Problem details - Which lines in the material below contain the word "ylabel"? Copy each of them.

Data for processing -

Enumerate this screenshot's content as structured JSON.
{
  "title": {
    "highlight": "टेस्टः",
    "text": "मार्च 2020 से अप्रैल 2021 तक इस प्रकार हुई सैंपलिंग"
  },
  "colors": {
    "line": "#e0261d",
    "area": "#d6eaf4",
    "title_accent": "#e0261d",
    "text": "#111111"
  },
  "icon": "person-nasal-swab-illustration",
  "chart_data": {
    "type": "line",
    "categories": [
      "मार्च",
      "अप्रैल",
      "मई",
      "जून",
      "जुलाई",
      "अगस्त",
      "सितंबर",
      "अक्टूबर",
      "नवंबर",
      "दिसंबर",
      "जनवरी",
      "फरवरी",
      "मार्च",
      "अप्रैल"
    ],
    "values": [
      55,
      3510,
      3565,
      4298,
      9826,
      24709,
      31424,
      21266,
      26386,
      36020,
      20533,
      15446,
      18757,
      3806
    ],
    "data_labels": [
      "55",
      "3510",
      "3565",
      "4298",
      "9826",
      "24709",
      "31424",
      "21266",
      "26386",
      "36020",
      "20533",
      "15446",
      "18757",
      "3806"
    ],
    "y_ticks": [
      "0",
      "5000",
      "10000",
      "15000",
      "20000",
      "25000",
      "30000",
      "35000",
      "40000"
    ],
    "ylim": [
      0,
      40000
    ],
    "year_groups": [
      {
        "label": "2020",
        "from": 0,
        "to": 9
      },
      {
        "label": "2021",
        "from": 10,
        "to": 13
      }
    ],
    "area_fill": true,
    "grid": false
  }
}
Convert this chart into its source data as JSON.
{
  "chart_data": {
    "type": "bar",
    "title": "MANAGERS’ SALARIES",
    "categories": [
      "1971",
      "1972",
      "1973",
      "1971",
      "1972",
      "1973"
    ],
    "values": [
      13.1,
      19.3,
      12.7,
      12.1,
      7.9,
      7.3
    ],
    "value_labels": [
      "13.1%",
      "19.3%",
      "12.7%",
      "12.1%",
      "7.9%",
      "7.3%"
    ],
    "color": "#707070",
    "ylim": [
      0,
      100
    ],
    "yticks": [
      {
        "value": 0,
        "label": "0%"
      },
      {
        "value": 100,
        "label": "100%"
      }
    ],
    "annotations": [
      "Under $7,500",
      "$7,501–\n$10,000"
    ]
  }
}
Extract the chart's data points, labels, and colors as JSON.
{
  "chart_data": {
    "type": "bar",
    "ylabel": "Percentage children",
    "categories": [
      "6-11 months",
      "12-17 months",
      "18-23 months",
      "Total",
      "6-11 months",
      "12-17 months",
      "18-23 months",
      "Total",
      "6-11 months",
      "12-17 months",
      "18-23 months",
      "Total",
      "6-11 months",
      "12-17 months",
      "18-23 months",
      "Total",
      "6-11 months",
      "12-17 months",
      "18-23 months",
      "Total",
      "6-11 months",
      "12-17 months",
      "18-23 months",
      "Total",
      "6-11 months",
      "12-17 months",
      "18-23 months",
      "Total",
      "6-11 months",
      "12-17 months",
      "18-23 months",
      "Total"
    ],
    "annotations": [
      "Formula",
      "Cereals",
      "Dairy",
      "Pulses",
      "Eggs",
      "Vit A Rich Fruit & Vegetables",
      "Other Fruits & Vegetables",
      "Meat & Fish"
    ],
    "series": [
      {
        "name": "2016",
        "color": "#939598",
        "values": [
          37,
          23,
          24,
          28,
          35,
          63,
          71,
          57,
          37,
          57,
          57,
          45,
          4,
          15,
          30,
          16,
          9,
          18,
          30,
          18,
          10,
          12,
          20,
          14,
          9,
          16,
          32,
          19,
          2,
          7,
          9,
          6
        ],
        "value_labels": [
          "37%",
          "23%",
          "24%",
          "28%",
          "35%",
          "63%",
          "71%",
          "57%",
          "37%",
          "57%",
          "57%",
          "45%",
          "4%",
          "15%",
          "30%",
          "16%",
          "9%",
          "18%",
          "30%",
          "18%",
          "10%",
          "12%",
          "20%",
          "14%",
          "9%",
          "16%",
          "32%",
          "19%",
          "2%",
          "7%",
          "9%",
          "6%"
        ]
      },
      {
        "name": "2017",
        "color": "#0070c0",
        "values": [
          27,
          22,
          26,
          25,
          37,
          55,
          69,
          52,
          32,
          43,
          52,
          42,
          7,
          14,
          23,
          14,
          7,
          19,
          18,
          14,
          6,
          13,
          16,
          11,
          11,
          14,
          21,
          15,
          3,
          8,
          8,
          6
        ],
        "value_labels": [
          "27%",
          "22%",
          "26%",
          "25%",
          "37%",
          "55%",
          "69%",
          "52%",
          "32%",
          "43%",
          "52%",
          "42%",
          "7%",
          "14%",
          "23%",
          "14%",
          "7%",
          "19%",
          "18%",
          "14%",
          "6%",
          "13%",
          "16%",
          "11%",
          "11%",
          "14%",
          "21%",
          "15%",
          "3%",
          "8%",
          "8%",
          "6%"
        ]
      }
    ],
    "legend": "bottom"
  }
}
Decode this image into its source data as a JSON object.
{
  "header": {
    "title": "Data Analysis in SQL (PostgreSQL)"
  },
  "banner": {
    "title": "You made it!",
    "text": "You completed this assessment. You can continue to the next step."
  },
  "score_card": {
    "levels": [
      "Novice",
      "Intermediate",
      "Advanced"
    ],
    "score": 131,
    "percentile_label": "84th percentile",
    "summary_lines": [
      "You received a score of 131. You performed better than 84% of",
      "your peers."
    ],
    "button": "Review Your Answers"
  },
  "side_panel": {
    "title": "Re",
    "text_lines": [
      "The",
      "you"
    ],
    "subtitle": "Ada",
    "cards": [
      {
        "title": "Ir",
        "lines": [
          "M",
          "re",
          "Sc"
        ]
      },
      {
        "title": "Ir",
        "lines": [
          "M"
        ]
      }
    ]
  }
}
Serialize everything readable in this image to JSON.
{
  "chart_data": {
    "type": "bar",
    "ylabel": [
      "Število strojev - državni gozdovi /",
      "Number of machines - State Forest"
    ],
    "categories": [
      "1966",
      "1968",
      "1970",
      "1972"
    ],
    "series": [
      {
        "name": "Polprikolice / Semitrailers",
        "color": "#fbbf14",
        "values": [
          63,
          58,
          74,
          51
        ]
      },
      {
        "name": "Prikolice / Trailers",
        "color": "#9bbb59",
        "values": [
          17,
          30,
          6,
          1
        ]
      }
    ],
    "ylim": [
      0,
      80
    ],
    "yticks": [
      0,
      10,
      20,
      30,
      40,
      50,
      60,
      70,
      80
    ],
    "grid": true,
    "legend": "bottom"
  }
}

Answer to the problem -
    "ylabel": "Percentage children",
    "ylabel": [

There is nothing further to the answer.